# Start of Entries

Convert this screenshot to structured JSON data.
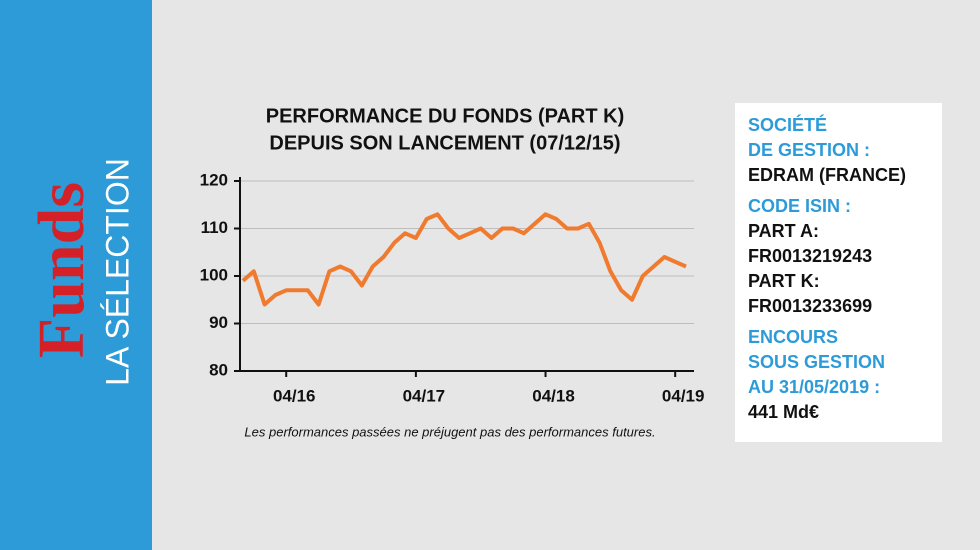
{
  "sidebar": {
    "brand": "Funds",
    "section": "LA SÉLECTION"
  },
  "chart_data": {
    "type": "line",
    "title": [
      "PERFORMANCE DU FONDS (PART K)",
      "DEPUIS SON LANCEMENT (07/12/15)"
    ],
    "x": [
      "12/15",
      "01/16",
      "02/16",
      "03/16",
      "04/16",
      "05/16",
      "06/16",
      "07/16",
      "08/16",
      "09/16",
      "10/16",
      "11/16",
      "12/16",
      "01/17",
      "02/17",
      "03/17",
      "04/17",
      "05/17",
      "06/17",
      "07/17",
      "08/17",
      "09/17",
      "10/17",
      "11/17",
      "12/17",
      "01/18",
      "02/18",
      "03/18",
      "04/18",
      "05/18",
      "06/18",
      "07/18",
      "08/18",
      "09/18",
      "10/18",
      "11/18",
      "12/18",
      "01/19",
      "02/19",
      "03/19",
      "04/19",
      "05/19"
    ],
    "series": [
      {
        "color": "#f07a2e",
        "values": [
          99,
          101,
          94,
          96,
          97,
          97,
          97,
          94,
          101,
          102,
          101,
          98,
          102,
          104,
          107,
          109,
          108,
          112,
          113,
          110,
          108,
          109,
          110,
          108,
          110,
          110,
          109,
          111,
          113,
          112,
          110,
          110,
          111,
          107,
          101,
          97,
          95,
          100,
          102,
          104,
          103,
          102
        ]
      }
    ],
    "xlim": [
      "12/15",
      "05/19"
    ],
    "xticks": [
      "04/16",
      "04/17",
      "04/18",
      "04/19"
    ],
    "ylim": [
      80,
      120
    ],
    "yticks": [
      80,
      90,
      100,
      110,
      120
    ],
    "grid": true,
    "note": "Les performances passées ne préjugent pas des performances futures."
  },
  "info": [
    {
      "label": [
        "SOCIÉTÉ",
        "DE GESTION :"
      ],
      "lines": [
        "EDRAM (FRANCE)"
      ]
    },
    {
      "label": [
        "CODE ISIN :"
      ],
      "lines": [
        "PART A:",
        "FR0013219243",
        "PART K:",
        "FR0013233699"
      ]
    },
    {
      "label": [
        "ENCOURS",
        "SOUS GESTION",
        "AU 31/05/2019 :"
      ],
      "lines": [
        "441 Md€"
      ]
    }
  ]
}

# End of Entries

> [Exercise objective]
Give back the whole listing as it stands, minus its pictures.

> [The answer]
Convert this screenshot to structured JSON data.
{
  "sidebar": {
    "brand": "Funds",
    "section": "LA SÉLECTION"
  },
  "chart_data": {
    "type": "line",
    "title": [
      "PERFORMANCE DU FONDS (PART K)",
      "DEPUIS SON LANCEMENT (07/12/15)"
    ],
    "x": [
      "12/15",
      "01/16",
      "02/16",
      "03/16",
      "04/16",
      "05/16",
      "06/16",
      "07/16",
      "08/16",
      "09/16",
      "10/16",
      "11/16",
      "12/16",
      "01/17",
      "02/17",
      "03/17",
      "04/17",
      "05/17",
      "06/17",
      "07/17",
      "08/17",
      "09/17",
      "10/17",
      "11/17",
      "12/17",
      "01/18",
      "02/18",
      "03/18",
      "04/18",
      "05/18",
      "06/18",
      "07/18",
      "08/18",
      "09/18",
      "10/18",
      "11/18",
      "12/18",
      "01/19",
      "02/19",
      "03/19",
      "04/19",
      "05/19"
    ],
    "series": [
      {
        "color": "#f07a2e",
        "values": [
          99,
          101,
          94,
          96,
          97,
          97,
          97,
          94,
          101,
          102,
          101,
          98,
          102,
          104,
          107,
          109,
          108,
          112,
          113,
          110,
          108,
          109,
          110,
          108,
          110,
          110,
          109,
          111,
          113,
          112,
          110,
          110,
          111,
          107,
          101,
          97,
          95,
          100,
          102,
          104,
          103,
          102
        ]
      }
    ],
    "xlim": [
      "12/15",
      "05/19"
    ],
    "xticks": [
      "04/16",
      "04/17",
      "04/18",
      "04/19"
    ],
    "ylim": [
      80,
      120
    ],
    "yticks": [
      80,
      90,
      100,
      110,
      120
    ],
    "grid": true,
    "note": "Les performances passées ne préjugent pas des performances futures."
  },
  "info": [
    {
      "label": [
        "SOCIÉTÉ",
        "DE GESTION :"
      ],
      "lines": [
        "EDRAM (FRANCE)"
      ]
    },
    {
      "label": [
        "CODE ISIN :"
      ],
      "lines": [
        "PART A:",
        "FR0013219243",
        "PART K:",
        "FR0013233699"
      ]
    },
    {
      "label": [
        "ENCOURS",
        "SOUS GESTION",
        "AU 31/05/2019 :"
      ],
      "lines": [
        "441 Md€"
      ]
    }
  ]
}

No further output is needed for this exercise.